[Extracted records]

---

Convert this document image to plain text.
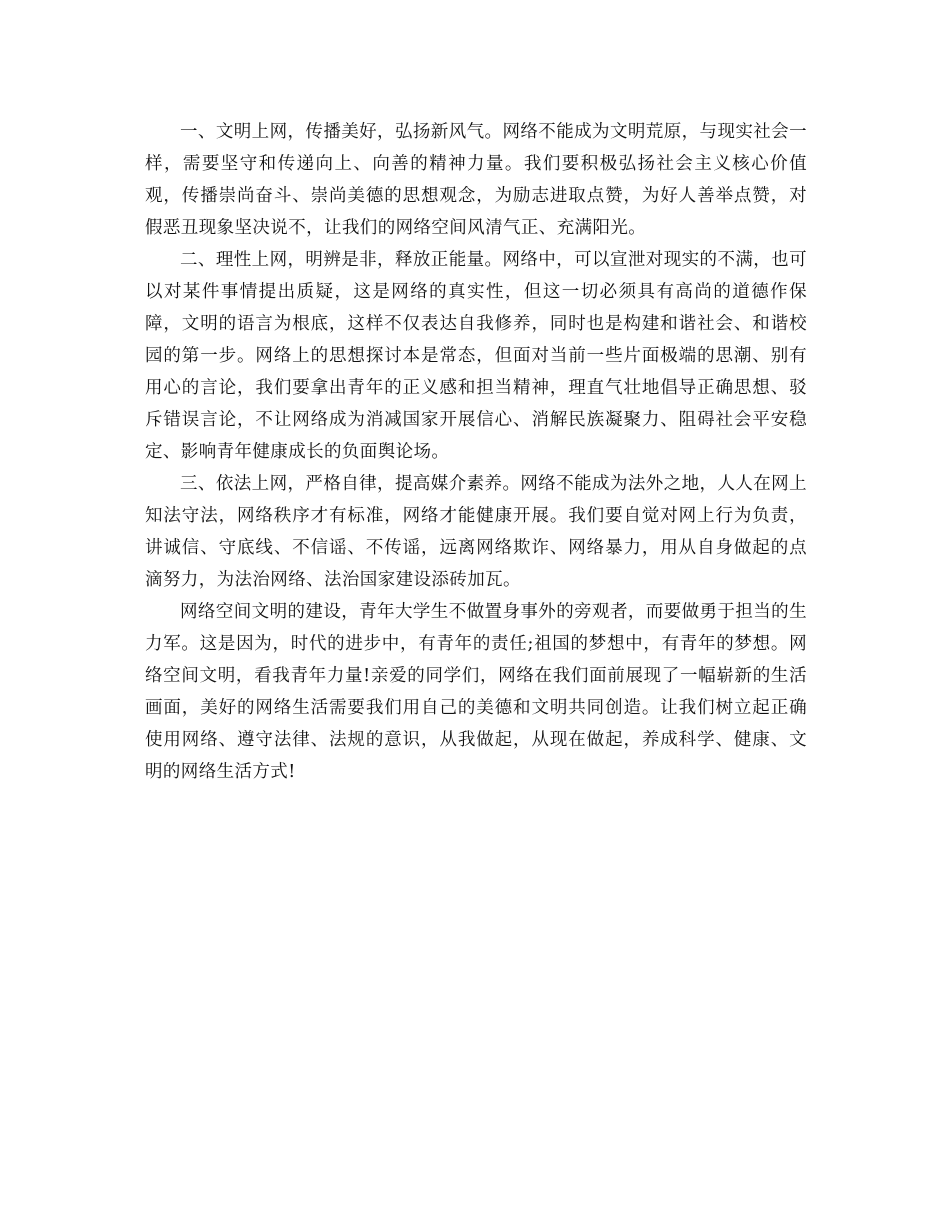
一、文明上网，传播美好，弘扬新风气。网络不能成为文明荒原，与现实社会一样，需要坚守和传递向上、向善的精神力量。我们要积极弘扬社会主义核心价值观，传播崇尚奋斗、崇尚美德的思想观念，为励志进取点赞，为好人善举点赞，对假恶丑现象坚决说不，让我们的网络空间风清气正、充满阳光。

二、理性上网，明辨是非，释放正能量。网络中，可以宣泄对现实的不满，也可以对某件事情提出质疑，这是网络的真实性，但这一切必须具有高尚的道德作保障，文明的语言为根底，这样不仅表达自我修养，同时也是构建和谐社会、和谐校园的第一步。网络上的思想探讨本是常态，但面对当前一些片面极端的思潮、别有用心的言论，我们要拿出青年的正义感和担当精神，理直气壮地倡导正确思想、驳斥错误言论，不让网络成为消减国家开展信心、消解民族凝聚力、阻碍社会平安稳定、影响青年健康成长的负面舆论场。

三、依法上网，严格自律，提高媒介素养。网络不能成为法外之地，人人在网上知法守法，网络秩序才有标准，网络才能健康开展。我们要自觉对网上行为负责，讲诚信、守底线、不信谣、不传谣，远离网络欺诈、网络暴力，用从自身做起的点滴努力，为法治网络、法治国家建设添砖加瓦。

网络空间文明的建设，青年大学生不做置身事外的旁观者，而要做勇于担当的生力军。这是因为，时代的进步中，有青年的责任;祖国的梦想中，有青年的梦想。网络空间文明，看我青年力量!亲爱的同学们，网络在我们面前展现了一幅崭新的生活画面，美好的网络生活需要我们用自己的美德和文明共同创造。让我们树立起正确使用网络、遵守法律、法规的意识，从我做起，从现在做起，养成科学、健康、文明的网络生活方式!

---

> OBJECTIVE:
Transcribe the records verbatim and omit the images.

> FINAL RESULT:
Convert this document image to plain text.
一、文明上网，传播美好，弘扬新风气。网络不能成为文明荒原，与现实社会一样，需要坚守和传递向上、向善的精神力量。我们要积极弘扬社会主义核心价值观，传播崇尚奋斗、崇尚美德的思想观念，为励志进取点赞，为好人善举点赞，对假恶丑现象坚决说不，让我们的网络空间风清气正、充满阳光。

二、理性上网，明辨是非，释放正能量。网络中，可以宣泄对现实的不满，也可以对某件事情提出质疑，这是网络的真实性，但这一切必须具有高尚的道德作保障，文明的语言为根底，这样不仅表达自我修养，同时也是构建和谐社会、和谐校园的第一步。网络上的思想探讨本是常态，但面对当前一些片面极端的思潮、别有用心的言论，我们要拿出青年的正义感和担当精神，理直气壮地倡导正确思想、驳斥错误言论，不让网络成为消减国家开展信心、消解民族凝聚力、阻碍社会平安稳定、影响青年健康成长的负面舆论场。

三、依法上网，严格自律，提高媒介素养。网络不能成为法外之地，人人在网上知法守法，网络秩序才有标准，网络才能健康开展。我们要自觉对网上行为负责，讲诚信、守底线、不信谣、不传谣，远离网络欺诈、网络暴力，用从自身做起的点滴努力，为法治网络、法治国家建设添砖加瓦。

网络空间文明的建设，青年大学生不做置身事外的旁观者，而要做勇于担当的生力军。这是因为，时代的进步中，有青年的责任;祖国的梦想中，有青年的梦想。网络空间文明，看我青年力量!亲爱的同学们，网络在我们面前展现了一幅崭新的生活画面，美好的网络生活需要我们用自己的美德和文明共同创造。让我们树立起正确使用网络、遵守法律、法规的意识，从我做起，从现在做起，养成科学、健康、文明的网络生活方式!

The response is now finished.